== Problem requirements ==
Copy out each line that mentions the word "duration".

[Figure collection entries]

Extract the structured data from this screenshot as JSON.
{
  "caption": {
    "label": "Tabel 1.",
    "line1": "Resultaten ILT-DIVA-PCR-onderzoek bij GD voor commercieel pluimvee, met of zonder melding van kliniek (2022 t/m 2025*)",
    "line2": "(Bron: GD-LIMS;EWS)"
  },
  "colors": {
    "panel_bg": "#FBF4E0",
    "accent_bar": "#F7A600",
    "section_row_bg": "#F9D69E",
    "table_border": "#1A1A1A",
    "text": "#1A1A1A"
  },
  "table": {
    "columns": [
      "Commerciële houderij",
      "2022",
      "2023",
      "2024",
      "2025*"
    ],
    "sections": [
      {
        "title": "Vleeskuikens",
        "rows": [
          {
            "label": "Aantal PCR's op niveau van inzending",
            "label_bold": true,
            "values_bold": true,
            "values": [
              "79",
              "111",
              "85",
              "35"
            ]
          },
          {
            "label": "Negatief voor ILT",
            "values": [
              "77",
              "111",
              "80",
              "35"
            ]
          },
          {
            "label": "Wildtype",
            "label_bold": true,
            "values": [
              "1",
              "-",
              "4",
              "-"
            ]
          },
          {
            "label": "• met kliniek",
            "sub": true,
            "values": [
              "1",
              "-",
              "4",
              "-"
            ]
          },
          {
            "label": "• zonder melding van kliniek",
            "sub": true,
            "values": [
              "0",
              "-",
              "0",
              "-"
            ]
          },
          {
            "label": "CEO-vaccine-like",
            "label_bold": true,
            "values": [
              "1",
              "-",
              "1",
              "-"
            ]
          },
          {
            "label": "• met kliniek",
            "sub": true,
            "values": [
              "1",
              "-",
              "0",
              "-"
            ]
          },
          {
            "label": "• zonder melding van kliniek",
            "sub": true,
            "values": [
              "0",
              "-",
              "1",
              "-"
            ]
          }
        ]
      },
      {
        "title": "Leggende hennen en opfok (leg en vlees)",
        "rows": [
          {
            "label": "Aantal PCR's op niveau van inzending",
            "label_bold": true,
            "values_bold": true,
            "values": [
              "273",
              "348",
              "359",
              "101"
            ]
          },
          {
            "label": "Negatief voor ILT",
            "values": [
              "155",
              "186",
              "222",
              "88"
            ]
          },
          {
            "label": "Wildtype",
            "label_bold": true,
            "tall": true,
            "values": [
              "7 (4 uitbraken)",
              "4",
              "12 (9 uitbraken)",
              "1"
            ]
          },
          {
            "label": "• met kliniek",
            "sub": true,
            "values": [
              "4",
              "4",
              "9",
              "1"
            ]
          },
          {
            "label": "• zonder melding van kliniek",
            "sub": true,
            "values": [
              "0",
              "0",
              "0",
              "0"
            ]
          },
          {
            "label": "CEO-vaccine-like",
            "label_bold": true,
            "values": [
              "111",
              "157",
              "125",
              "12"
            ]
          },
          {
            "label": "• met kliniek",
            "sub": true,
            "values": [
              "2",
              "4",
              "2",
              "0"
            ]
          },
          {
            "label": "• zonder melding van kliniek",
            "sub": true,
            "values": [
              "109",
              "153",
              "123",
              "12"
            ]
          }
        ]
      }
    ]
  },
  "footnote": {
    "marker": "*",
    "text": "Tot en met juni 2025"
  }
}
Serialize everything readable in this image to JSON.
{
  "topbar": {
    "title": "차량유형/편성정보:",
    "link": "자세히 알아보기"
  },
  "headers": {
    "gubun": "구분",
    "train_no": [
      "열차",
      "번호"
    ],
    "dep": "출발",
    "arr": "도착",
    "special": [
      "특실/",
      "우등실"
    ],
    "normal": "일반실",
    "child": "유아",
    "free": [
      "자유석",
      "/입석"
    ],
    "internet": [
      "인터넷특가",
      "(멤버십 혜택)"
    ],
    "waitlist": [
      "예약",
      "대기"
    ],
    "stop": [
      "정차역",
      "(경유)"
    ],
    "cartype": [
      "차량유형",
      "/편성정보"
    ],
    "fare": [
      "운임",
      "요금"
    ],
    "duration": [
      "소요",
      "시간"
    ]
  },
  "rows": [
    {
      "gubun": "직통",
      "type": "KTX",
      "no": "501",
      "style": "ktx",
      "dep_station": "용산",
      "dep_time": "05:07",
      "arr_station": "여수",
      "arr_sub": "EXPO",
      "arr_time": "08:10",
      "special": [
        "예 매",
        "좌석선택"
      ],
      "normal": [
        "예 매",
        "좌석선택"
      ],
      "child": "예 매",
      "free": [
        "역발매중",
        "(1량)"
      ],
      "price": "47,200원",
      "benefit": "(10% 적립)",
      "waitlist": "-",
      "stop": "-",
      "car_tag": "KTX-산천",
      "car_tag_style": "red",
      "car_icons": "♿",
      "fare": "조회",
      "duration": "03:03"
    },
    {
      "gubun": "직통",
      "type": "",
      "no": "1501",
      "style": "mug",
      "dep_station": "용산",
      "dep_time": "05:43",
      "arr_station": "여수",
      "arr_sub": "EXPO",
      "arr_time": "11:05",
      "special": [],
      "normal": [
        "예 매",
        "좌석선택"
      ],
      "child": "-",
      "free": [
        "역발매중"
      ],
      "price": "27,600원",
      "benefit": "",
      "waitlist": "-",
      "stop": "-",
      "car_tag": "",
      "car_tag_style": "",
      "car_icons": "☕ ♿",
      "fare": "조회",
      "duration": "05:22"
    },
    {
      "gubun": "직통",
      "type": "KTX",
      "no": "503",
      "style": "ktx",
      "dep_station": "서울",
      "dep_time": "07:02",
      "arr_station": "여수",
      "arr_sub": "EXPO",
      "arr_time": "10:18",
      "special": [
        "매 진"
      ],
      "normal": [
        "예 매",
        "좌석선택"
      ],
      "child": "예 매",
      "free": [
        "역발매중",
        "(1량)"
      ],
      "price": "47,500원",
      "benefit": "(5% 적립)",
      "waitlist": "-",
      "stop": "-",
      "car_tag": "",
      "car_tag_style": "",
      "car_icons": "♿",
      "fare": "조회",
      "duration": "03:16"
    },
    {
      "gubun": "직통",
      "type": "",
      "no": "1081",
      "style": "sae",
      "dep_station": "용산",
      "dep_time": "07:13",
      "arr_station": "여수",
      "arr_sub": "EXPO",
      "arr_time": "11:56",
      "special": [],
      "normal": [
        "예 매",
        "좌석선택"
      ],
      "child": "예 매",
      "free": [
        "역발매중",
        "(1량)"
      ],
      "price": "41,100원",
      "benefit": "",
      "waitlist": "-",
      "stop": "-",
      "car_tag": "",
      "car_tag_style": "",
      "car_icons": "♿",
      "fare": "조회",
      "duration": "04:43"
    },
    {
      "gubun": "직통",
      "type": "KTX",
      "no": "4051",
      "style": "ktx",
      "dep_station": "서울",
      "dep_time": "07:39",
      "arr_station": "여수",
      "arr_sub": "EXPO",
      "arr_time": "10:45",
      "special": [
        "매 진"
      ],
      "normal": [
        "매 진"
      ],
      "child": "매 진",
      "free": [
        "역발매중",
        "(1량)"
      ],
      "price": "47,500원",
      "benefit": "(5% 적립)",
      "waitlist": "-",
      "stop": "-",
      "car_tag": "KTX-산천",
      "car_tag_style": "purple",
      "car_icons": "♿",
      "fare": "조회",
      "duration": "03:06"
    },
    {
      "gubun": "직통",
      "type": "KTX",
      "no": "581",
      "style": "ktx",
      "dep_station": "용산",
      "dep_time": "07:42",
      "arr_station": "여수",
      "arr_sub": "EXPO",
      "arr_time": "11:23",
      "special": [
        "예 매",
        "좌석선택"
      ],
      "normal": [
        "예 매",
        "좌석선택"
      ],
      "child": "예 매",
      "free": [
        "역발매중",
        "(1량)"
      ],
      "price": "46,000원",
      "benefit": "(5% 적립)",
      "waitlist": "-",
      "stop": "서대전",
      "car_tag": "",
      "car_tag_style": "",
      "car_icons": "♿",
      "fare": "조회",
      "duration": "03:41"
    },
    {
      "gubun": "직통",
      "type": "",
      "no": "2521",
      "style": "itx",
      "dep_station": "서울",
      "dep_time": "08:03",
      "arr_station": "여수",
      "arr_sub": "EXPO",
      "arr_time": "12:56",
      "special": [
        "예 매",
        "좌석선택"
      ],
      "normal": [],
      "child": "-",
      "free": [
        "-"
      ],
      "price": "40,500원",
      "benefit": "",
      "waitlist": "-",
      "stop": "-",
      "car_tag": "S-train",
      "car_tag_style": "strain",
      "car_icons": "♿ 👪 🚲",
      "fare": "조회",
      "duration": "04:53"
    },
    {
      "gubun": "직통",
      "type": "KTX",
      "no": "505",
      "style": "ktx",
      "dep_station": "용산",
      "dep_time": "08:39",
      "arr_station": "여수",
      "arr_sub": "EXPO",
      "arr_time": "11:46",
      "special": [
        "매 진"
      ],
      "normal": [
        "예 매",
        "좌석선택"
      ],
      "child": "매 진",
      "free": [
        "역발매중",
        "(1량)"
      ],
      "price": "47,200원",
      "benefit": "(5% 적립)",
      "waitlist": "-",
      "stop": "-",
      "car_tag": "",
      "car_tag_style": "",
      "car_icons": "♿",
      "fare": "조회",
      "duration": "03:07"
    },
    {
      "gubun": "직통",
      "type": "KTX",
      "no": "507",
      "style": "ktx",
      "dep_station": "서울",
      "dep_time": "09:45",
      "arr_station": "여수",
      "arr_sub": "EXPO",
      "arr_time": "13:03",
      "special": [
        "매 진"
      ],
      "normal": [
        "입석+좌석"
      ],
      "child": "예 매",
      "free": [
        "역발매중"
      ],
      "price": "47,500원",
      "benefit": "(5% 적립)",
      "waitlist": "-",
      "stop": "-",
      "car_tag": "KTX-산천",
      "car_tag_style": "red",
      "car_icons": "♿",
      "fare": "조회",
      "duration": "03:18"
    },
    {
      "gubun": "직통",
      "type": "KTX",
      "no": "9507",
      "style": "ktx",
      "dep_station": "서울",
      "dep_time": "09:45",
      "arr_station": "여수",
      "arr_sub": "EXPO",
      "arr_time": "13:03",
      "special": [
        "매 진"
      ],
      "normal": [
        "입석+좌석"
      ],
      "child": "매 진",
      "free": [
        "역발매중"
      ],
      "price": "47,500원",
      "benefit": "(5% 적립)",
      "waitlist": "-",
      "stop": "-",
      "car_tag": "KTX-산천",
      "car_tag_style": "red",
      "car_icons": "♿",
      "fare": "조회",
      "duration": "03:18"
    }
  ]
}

== Response below ==
    "duration": [
      "duration": "03:03"
      "duration": "05:22"
      "duration": "03:16"
      "duration": "04:43"
      "duration": "03:06"
      "duration": "03:41"
      "duration": "04:53"
      "duration": "03:07"
      "duration": "03:18"
      "duration": "03:18"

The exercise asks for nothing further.